◆ **WHAT YOU WILL DO**
a - Print the passage from the blog posts starting at "I grew up on" and ending at "in dire straits.".
b - Decide whether each statement agrees with the blog posts, answering yes or no and quoting the deciding words: (i) The writer grew up as a military brat. (ii) At the kindergartner's birthday party, most of the people present were older than the writer. (iii) The first party that day celebrated a friend's 40th birthday.
c - Pick up the blog posts after their last sentence and keep writing.

◆ **SUPPLIED TEXT**

┄┄┄┄┄┄┄┄┄┄

Psalm 139:7-12 says:
Is there anyplace I can go to avoid your Spirit?
    to be out of your sight?
If I climb to the sky, you’re there!
    If I go underground, you’re there!
If I flew on morning’s wings
    to the far western horizon,
You’d find me in a minute—
    you’re already there waiting!
Then I said to myself, “Oh, he even sees me in the dark!
    At night I’m immersed in the light!”
It’s a fact: darkness isn’t dark to you;
    night and day, darkness and light, they’re all the same to you.
  In His hands I am safe. With my God as my champion I am sure of victory. This is the foundation on which I can stand without fear of the unknown.


1.16.2016

This Way

Growing up a military brat, I never imagined that I'd ever be in the same place long enough to establish a community. When I was a kid, my friends would move every few years or so and the cycle would begin again. But today I was privileged to be part of two very special birthday parties.

One was the 50th birthday party of a dear friend my family has known for over 20 years. We sat in her living room and celebrated another year with her and as I looked around the room it struck me that it was filled with a multitude of people who had played an integral part in my own life. They were older than me and much wiser and were definitely the people that Josh and I have looked to over the years for the encouragement to keep fighting towards the goal.


Later in the day we attended the birthday party of a dear sweet little boy who we have known all of his years and he's just in Kindergarten. Again the room was filled with special people to me, but this time I noticed that they were all younger than me, for the most part. They had little kids and were young marrieds and some of them I've known since before they were married, or had kids, or really some I've known since they were little kids themselves. And it hit me. I'm the example to them. I am supposed to be their encourager just like those others have been to me. Man....

That's community, guys. Its about a group of people, coming and going, growing and changing, but looking to those who've traveled before them to give them the details of how to proceed. I pray that I can be the example of God's love, how a godly marriage looks, how to raise covenant children without losing your mind, how to deal with what God sends your way with grace, and a myriad of other things that those others have been and continue to be to me.

1.15.2016

Full Capacity

I grew up on Star Trek television shows and movies. Whenever I start thinking about capability there's this little dialogue in my head that sounds like, "We need more power, Mr. Scott!" and the response, "I'm givin' her all she's got, Captain!" This always when the Enterprise was in dire straits.

So it goes with me.

┄┄┄┄┄┄┄┄┄┄

◆ **DATASET CONTENT**
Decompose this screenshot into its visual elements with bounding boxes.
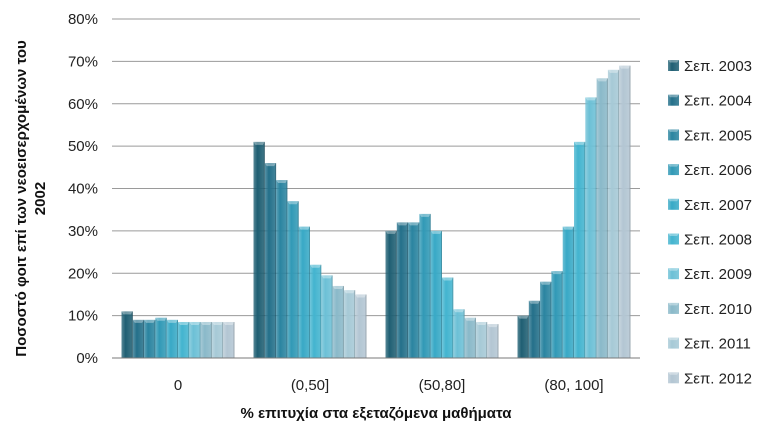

┄┄┄┄┄┄┄┄┄┄

◆ **WRITTEN ANSWERS**
a -
I grew up on Star Trek television shows and movies. Whenever I start thinking about capability there's this little dialogue in my head that sounds like, "We need more power, Mr. Scott!" and the response, "I'm givin' her all she's got, Captain!" This always when the Enterprise was in dire straits.

b -
(i) Yes: "Growing up a military brat"
(ii) No: "this time I noticed that they were all younger than me, for the most part"
(iii) No: "One was the 50th birthday party of a dear friend"

c -
I'm giving everything I think I can give, and He requires more. But the supremely awesome thing is that as I allow trust Him to push me beyond what I think I can stand, to stretch just a little further, He increases my capacity to hold more of His goodness.

As I poise myself to hear His voice, I hear Him more clearly and realize He never stopped calling for me. It keeps going on and on in a cycle of stretching and pouring out. Trusting and obeying. Listening and carrying out the instructions.


1.14.2016

Absence

The Goodman and I have been together for awhile now. Yet, it always strikes me as funny how it does us a whole lotta good when we take a few days apart from each other. Sometimes he goes somewhere, sometimes its me, but its healthy.

I remember when we were newly married and people would tell us we were such a cute couple. And I'll absolutely never forget when my father-in-law strolled over to my car and out of the blue told me that he had had his doubts about me at first, but he was convinced that I was the right one for his son. To this day I don't know what made him tell me that, but I've held it close. But yesterday somebody told me that he had used Josh and I as an example of what a godly marriage looks like to his students. These kids see my husband and me every day at school, so I kinda shuddered under the weight of that. But all said and done, that's such an awesome compliment because we've worked really hard at this thing.

Over the years, we've learned what works for us and as I said, short absences from each other do the trick. Its being thrown head first into what that person means to your 24/7, 365 existence. At home its spreading the work load out so that every body carries a little bit of what daddy does. Cooking breakfast, reading devotions, and what have you. The kids really appreciate daddy's cooking, because mommy's food is not so yummy and daddy cooks like a chef. There's an empty space next to me as I sleep, discipline the kids, make daily decisions. I come face to face with how much I rely on him. The appreciation is so much greater when he comes home.


And it gets me to thinking that I over look how much I need my God. When things run smoothly, its good, but throw me a bad day and I feel deserted. I feel let down. I feel alone. But the crazy thing is, He never leaves. He never goes on break. At times like that I have to take a step back and begin looking for Him in the every day things.

1.13.2016

False Impressions

A couple of days ago I read a blog post where the writer was talking about her true self. You know that person you are inside, the one that doesn't get out much because you're too busy making excuses for her.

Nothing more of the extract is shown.